- **Written task**
Copy the data exactly; pictures stay out of the copy.

- **Listed records**
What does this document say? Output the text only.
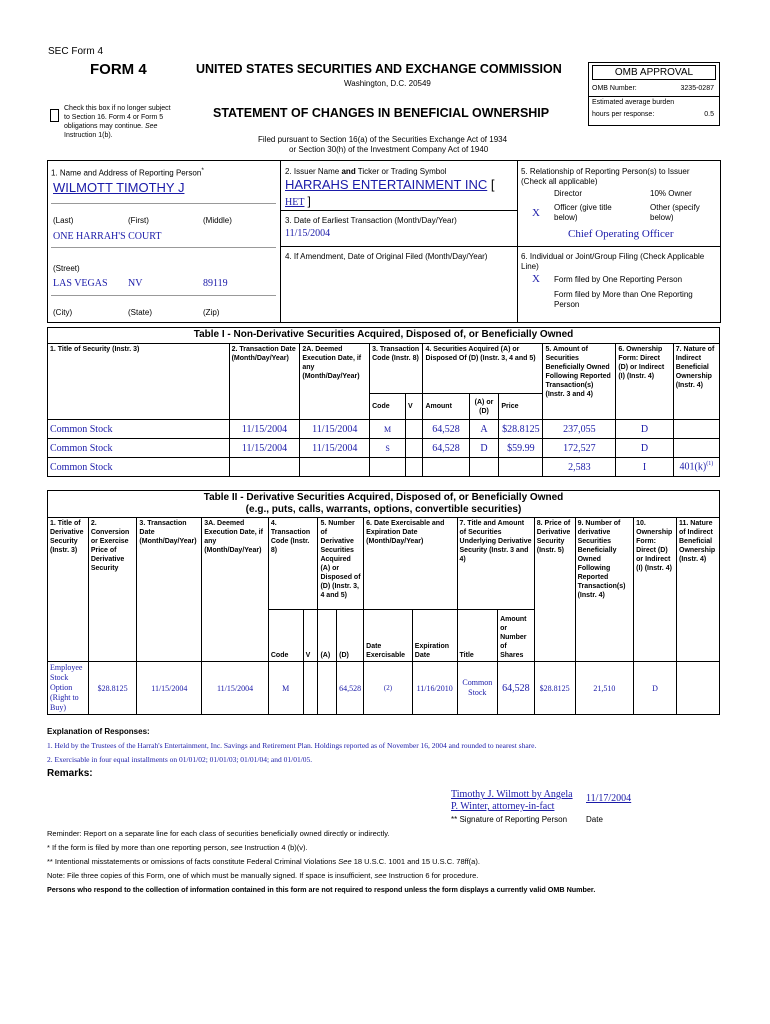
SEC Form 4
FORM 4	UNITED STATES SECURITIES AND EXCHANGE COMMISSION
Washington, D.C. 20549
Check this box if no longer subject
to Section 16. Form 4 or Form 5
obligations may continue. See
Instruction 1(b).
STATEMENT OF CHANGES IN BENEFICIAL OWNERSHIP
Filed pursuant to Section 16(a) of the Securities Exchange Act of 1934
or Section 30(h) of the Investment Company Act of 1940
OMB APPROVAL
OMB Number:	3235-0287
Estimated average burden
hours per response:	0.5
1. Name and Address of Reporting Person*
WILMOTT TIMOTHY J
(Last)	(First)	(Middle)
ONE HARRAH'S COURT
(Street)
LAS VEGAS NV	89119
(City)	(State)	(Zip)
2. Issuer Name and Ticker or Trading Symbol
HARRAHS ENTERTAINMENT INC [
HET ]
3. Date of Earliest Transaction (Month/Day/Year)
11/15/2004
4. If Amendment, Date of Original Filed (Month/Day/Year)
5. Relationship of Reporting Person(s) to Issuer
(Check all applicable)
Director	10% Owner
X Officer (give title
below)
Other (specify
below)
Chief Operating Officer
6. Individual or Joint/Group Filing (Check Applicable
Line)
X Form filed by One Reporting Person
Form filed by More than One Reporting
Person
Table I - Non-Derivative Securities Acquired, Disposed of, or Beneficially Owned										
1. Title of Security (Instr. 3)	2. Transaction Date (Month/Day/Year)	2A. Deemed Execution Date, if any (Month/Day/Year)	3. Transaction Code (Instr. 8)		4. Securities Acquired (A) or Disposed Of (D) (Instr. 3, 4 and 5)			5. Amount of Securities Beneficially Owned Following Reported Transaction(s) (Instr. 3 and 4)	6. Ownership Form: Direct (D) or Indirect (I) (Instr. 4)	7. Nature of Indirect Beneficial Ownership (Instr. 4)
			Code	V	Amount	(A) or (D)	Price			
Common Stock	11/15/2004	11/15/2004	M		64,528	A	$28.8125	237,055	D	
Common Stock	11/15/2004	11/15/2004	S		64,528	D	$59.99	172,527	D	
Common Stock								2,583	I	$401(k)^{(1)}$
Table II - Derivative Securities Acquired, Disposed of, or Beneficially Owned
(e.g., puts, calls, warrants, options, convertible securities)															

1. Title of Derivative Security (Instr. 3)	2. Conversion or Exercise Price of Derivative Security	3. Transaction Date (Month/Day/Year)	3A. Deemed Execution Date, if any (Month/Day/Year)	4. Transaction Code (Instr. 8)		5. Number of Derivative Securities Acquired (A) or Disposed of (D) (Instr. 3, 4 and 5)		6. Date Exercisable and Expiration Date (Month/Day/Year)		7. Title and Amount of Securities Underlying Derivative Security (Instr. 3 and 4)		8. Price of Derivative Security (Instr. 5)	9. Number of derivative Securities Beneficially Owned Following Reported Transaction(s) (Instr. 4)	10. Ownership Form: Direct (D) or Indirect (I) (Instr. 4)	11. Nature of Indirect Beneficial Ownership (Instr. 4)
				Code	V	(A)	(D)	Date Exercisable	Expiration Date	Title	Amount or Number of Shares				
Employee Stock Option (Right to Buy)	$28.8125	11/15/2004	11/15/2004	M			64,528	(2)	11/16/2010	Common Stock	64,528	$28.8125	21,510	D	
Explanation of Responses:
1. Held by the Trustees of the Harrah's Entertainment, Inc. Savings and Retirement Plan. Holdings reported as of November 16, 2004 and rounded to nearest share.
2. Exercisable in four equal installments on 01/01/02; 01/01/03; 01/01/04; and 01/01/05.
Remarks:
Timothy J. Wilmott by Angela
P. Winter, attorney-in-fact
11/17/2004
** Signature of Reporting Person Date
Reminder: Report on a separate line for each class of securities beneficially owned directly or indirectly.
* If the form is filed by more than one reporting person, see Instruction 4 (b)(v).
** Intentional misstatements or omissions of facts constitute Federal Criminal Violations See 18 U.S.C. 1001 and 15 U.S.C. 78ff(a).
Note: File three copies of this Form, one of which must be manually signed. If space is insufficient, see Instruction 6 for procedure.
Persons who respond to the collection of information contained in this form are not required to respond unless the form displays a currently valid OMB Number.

- **Finished answer**
What does this document say? Output the text only.
SEC Form 4
FORM 4	UNITED STATES SECURITIES AND EXCHANGE COMMISSION
Washington, D.C. 20549
Check this box if no longer subject
to Section 16. Form 4 or Form 5
obligations may continue. See
Instruction 1(b).
STATEMENT OF CHANGES IN BENEFICIAL OWNERSHIP
Filed pursuant to Section 16(a) of the Securities Exchange Act of 1934
or Section 30(h) of the Investment Company Act of 1940
OMB APPROVAL
OMB Number:	3235-0287
Estimated average burden
hours per response:	0.5
1. Name and Address of Reporting Person*
WILMOTT TIMOTHY J
(Last)	(First)	(Middle)
ONE HARRAH'S COURT
(Street)
LAS VEGAS NV	89119
(City)	(State)	(Zip)
2. Issuer Name and Ticker or Trading Symbol
HARRAHS ENTERTAINMENT INC [
HET ]
3. Date of Earliest Transaction (Month/Day/Year)
11/15/2004
4. If Amendment, Date of Original Filed (Month/Day/Year)
5. Relationship of Reporting Person(s) to Issuer
(Check all applicable)
Director	10% Owner
X Officer (give title
below)
Other (specify
below)
Chief Operating Officer
6. Individual or Joint/Group Filing (Check Applicable
Line)
X Form filed by One Reporting Person
Form filed by More than One Reporting
Person
Table I - Non-Derivative Securities Acquired, Disposed of, or Beneficially Owned										
1. Title of Security (Instr. 3)	2. Transaction Date (Month/Day/Year)	2A. Deemed Execution Date, if any (Month/Day/Year)	3. Transaction Code (Instr. 8)		4. Securities Acquired (A) or Disposed Of (D) (Instr. 3, 4 and 5)			5. Amount of Securities Beneficially Owned Following Reported Transaction(s) (Instr. 3 and 4)	6. Ownership Form: Direct (D) or Indirect (I) (Instr. 4)	7. Nature of Indirect Beneficial Ownership (Instr. 4)
			Code	V	Amount	(A) or (D)	Price			
Common Stock	11/15/2004	11/15/2004	M		64,528	A	$28.8125	237,055	D	
Common Stock	11/15/2004	11/15/2004	S		64,528	D	$59.99	172,527	D	
Common Stock								2,583	I	$401(k)^{(1)}$
Table II - Derivative Securities Acquired, Disposed of, or Beneficially Owned
(e.g., puts, calls, warrants, options, convertible securities)															

1. Title of Derivative Security (Instr. 3)	2. Conversion or Exercise Price of Derivative Security	3. Transaction Date (Month/Day/Year)	3A. Deemed Execution Date, if any (Month/Day/Year)	4. Transaction Code (Instr. 8)		5. Number of Derivative Securities Acquired (A) or Disposed of (D) (Instr. 3, 4 and 5)		6. Date Exercisable and Expiration Date (Month/Day/Year)		7. Title and Amount of Securities Underlying Derivative Security (Instr. 3 and 4)		8. Price of Derivative Security (Instr. 5)	9. Number of derivative Securities Beneficially Owned Following Reported Transaction(s) (Instr. 4)	10. Ownership Form: Direct (D) or Indirect (I) (Instr. 4)	11. Nature of Indirect Beneficial Ownership (Instr. 4)
				Code	V	(A)	(D)	Date Exercisable	Expiration Date	Title	Amount or Number of Shares				
Employee Stock Option (Right to Buy)	$28.8125	11/15/2004	11/15/2004	M			64,528	(2)	11/16/2010	Common Stock	64,528	$28.8125	21,510	D	
Explanation of Responses:
1. Held by the Trustees of the Harrah's Entertainment, Inc. Savings and Retirement Plan. Holdings reported as of November 16, 2004 and rounded to nearest share.
2. Exercisable in four equal installments on 01/01/02; 01/01/03; 01/01/04; and 01/01/05.
Remarks:
Timothy J. Wilmott by Angela
P. Winter, attorney-in-fact
11/17/2004
** Signature of Reporting Person Date
Reminder: Report on a separate line for each class of securities beneficially owned directly or indirectly.
* If the form is filed by more than one reporting person, see Instruction 4 (b)(v).
** Intentional misstatements or omissions of facts constitute Federal Criminal Violations See 18 U.S.C. 1001 and 15 U.S.C. 78ff(a).
Note: File three copies of this Form, one of which must be manually signed. If space is insufficient, see Instruction 6 for procedure.
Persons who respond to the collection of information contained in this form are not required to respond unless the form displays a currently valid OMB Number.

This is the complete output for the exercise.